SHORT PROBLEM:
The answer is one number: how many lines hold the string "vagy".

Stored records
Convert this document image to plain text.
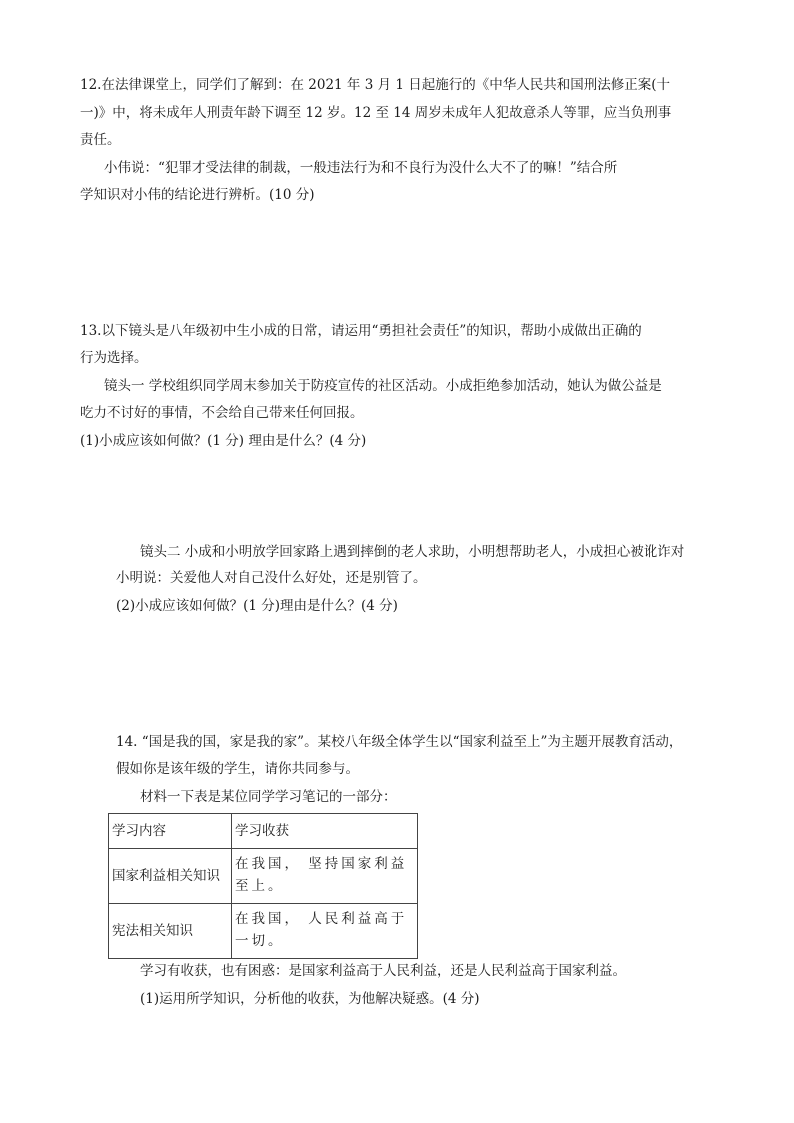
12.在法律课堂上，同学们了解到：在 2021 年 3 月 1 日起施行的《中华人民共和国刑法修正案(十
一)》中，将未成年人刑责年龄下调至 12 岁。12 至 14 周岁未成年人犯故意杀人等罪，应当负刑事
责任。
小伟说：“犯罪才受法律的制裁，一般违法行为和不良行为没什么大不了的嘛！”结合所
学知识对小伟的结论进行辨析。(10 分)
13.以下镜头是八年级初中生小成的日常，请运用“勇担社会责任”的知识，帮助小成做出正确的
行为选择。
镜头一 学校组织同学周末参加关于防疫宣传的社区活动。小成拒绝参加活动，她认为做公益是
吃力不讨好的事情，不会给自己带来任何回报。
(1)小成应该如何做？(1 分) 理由是什么？(4 分)
镜头二 小成和小明放学回家路上遇到摔倒的老人求助，小明想帮助老人，小成担心被讹诈对
小明说：关爱他人对自己没什么好处，还是别管了。
(2)小成应该如何做？(1 分)理由是什么？(4 分)
14. “国是我的国，家是我的家”。某校八年级全体学生以“国家利益至上”为主题开展教育活动，
假如你是该年级的学生，请你共同参与。
材料一下表是某位同学学习笔记的一部分：
学习内容	学习收获
国家利益相关知识	在我国， 坚持国家利益至上。
宪法相关知识	在我国， 人民利益高于一切。
学习有收获，也有困惑：是国家利益高于人民利益，还是人民利益高于国家利益。
(1)运用所学知识，分析他的收获，为他解决疑惑。(4 分)
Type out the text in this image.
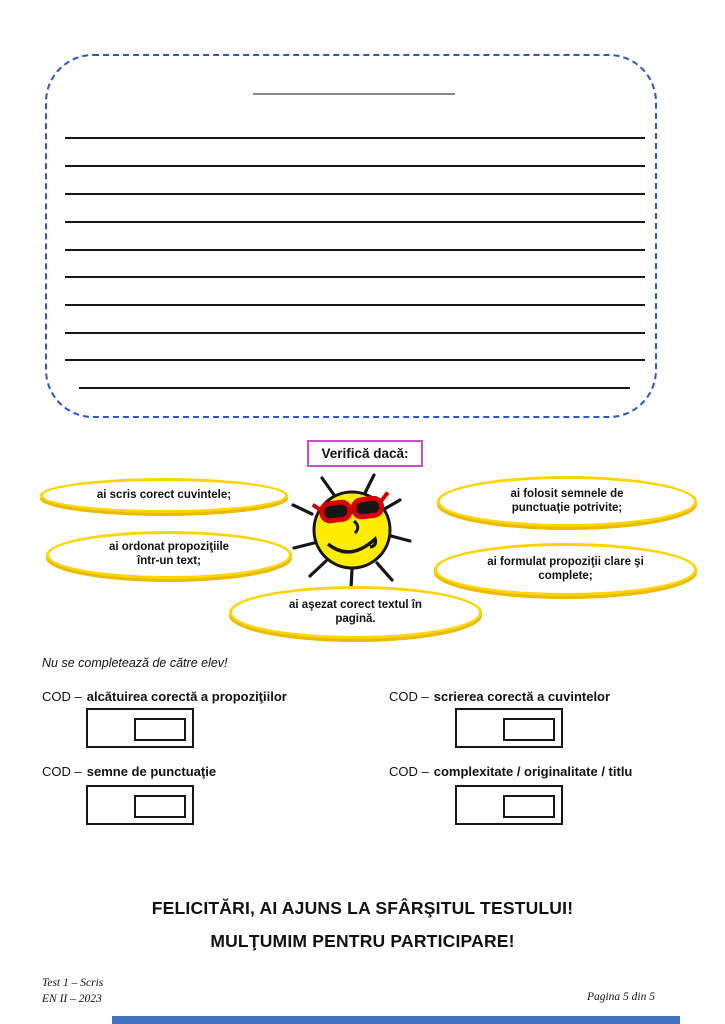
Verifică dacă:
ai scris corect cuvintele;
ai ordonat propoziţiile într-un text;
ai folosit semnele de punctuaţie potrivite;
ai formulat propoziţii clare şi complete;
ai aşezat corect textul în pagină.
Nu se completează de către elev!
COD – alcătuirea corectă a propoziţiilor	COD – scrierea corectă a cuvintelor
COD – semne de punctuaţie	COD – complexitate / originalitate / titlu
FELICITĂRI, AI AJUNS LA SFÂRŞITUL TESTULUI!
MULŢUMIM PENTRU PARTICIPARE!
Test 1 – Scris
EN II – 2023	Pagina 5 din 5
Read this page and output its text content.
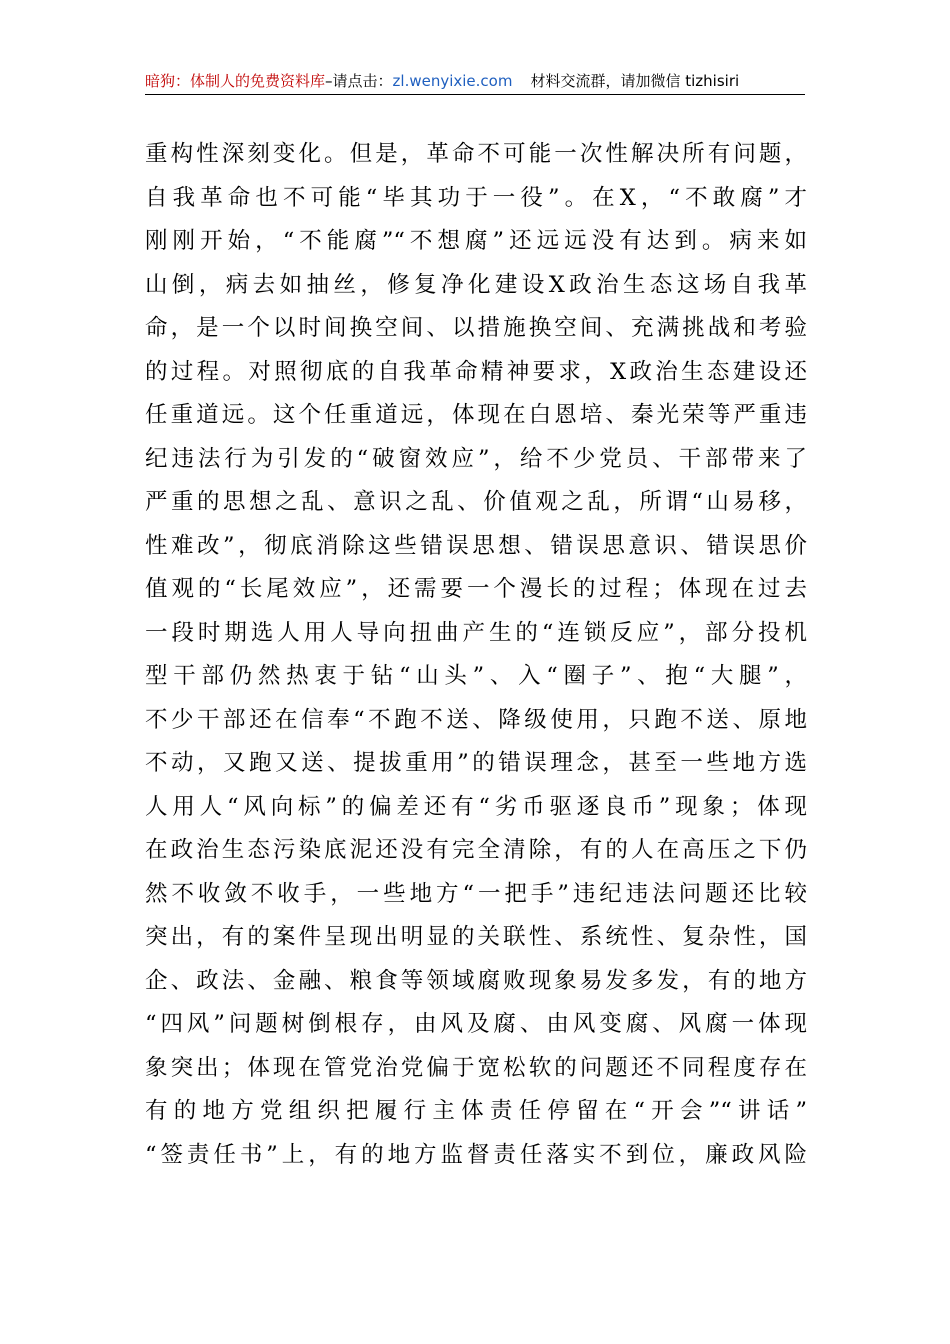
暗狗：体制人的免费资料库–请点击：zl.wenyixie.com 材料交流群，请加微信 tizhisiri
重构性深刻变化。但是，革命不可能一次性解决所有问题，
自我革命也不可能“毕其功于一役”。在X，“不敢腐”才
刚刚开始，“不能腐”“不想腐”还远远没有达到。病来如
山倒，病去如抽丝，修复净化建设X政治生态这场自我革
命，是一个以时间换空间、以措施换空间、充满挑战和考验
的过程。对照彻底的自我革命精神要求，X政治生态建设还
任重道远。这个任重道远，体现在白恩培、秦光荣等严重违
纪违法行为引发的“破窗效应”，给不少党员、干部带来了
严重的思想之乱、意识之乱、价值观之乱，所谓“山易移，
性难改”，彻底消除这些错误思想、错误思意识、错误思价
值观的“长尾效应”，还需要一个漫长的过程；体现在过去
一段时期选人用人导向扭曲产生的“连锁反应”，部分投机
型干部仍然热衷于钻“山头”、入“圈子”、抱“大腿”，
不少干部还在信奉“不跑不送、降级使用，只跑不送、原地
不动，又跑又送、提拔重用”的错误理念，甚至一些地方选
人用人“风向标”的偏差还有“劣币驱逐良币”现象；体现
在政治生态污染底泥还没有完全清除，有的人在高压之下仍
然不收敛不收手，一些地方“一把手”违纪违法问题还比较
突出，有的案件呈现出明显的关联性、系统性、复杂性，国
企、政法、金融、粮食等领域腐败现象易发多发，有的地方
“四风”问题树倒根存，由风及腐、由风变腐、风腐一体现
象突出；体现在管党治党偏于宽松软的问题还不同程度存在
有的地方党组织把履行主体责任停留在“开会”“讲话”
“签责任书”上，有的地方监督责任落实不到位，廉政风险
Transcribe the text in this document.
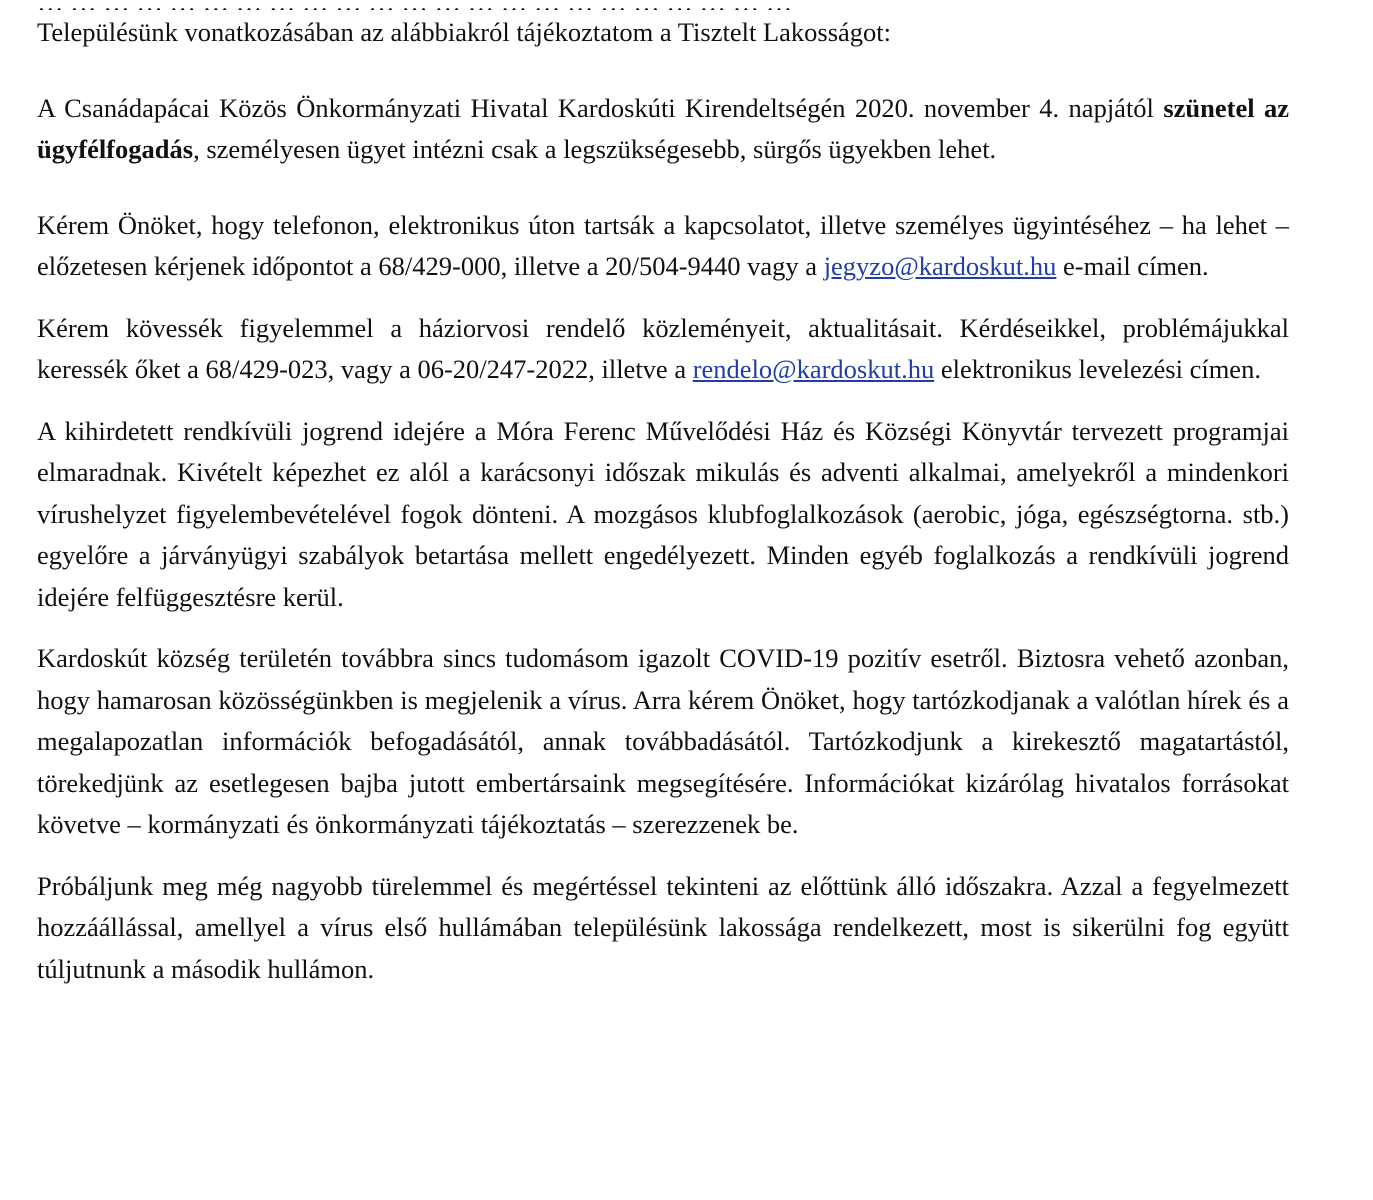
Településünk vonatkozásában az alábbiakról tájékoztatom a Tisztelt Lakosságot:

A Csanádapácai Közös Önkormányzati Hivatal Kardoskúti Kirendeltségén 2020. november 4. napjától szünetel az ügyfélfogadás, személyesen ügyet intézni csak a legszükségesebb, sürgős ügyekben lehet.

Kérem Önöket, hogy telefonon, elektronikus úton tartsák a kapcsolatot, illetve személyes ügyintéséhez – ha lehet – előzetesen kérjenek időpontot a 68/429-000, illetve a 20/504-9440 vagy a jegyzo@kardoskut.hu e-mail címen.

Kérem kövessék figyelemmel a háziorvosi rendelő közleményeit, aktualitásait. Kérdéseikkel, problémájukkal keressék őket a 68/429-023, vagy a 06-20/247-2022, illetve a rendelo@kardoskut.hu elektronikus levelezési címen.

A kihirdetett rendkívüli jogrend idejére a Móra Ferenc Művelődési Ház és Községi Könyvtár tervezett programjai elmaradnak. Kivételt képezhet ez alól a karácsonyi időszak mikulás és adventi alkalmai, amelyekről a mindenkori vírushelyzet figyelembevételével fogok dönteni. A mozgásos klubfoglalkozások (aerobic, jóga, egészségtorna. stb.) egyelőre a járványügyi szabályok betartása mellett engedélyezett. Minden egyéb foglalkozás a rendkívüli jogrend idejére felfüggesztésre kerül.

Kardoskút község területén továbbra sincs tudomásom igazolt COVID-19 pozitív esetről. Biztosra vehető azonban, hogy hamarosan közösségünkben is megjelenik a vírus. Arra kérem Önöket, hogy tartózkodjanak a valótlan hírek és a megalapozatlan információk befogadásától, annak továbbadásától. Tartózkodjunk a kirekesztő magatartástól, törekedjünk az esetlegesen bajba jutott embertársaink megsegítésére. Információkat kizárólag hivatalos forrásokat követve – kormányzati és önkormányzati tájékoztatás – szerezzenek be.

Próbáljunk meg még nagyobb türelemmel és megértéssel tekinteni az előttünk álló időszakra. Azzal a fegyelmezett hozzáállással, amellyel a vírus első hullámában településünk lakossága rendelkezett, most is sikerülni fog együtt túljutnunk a második hullámon.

TASK OUTPUT:
2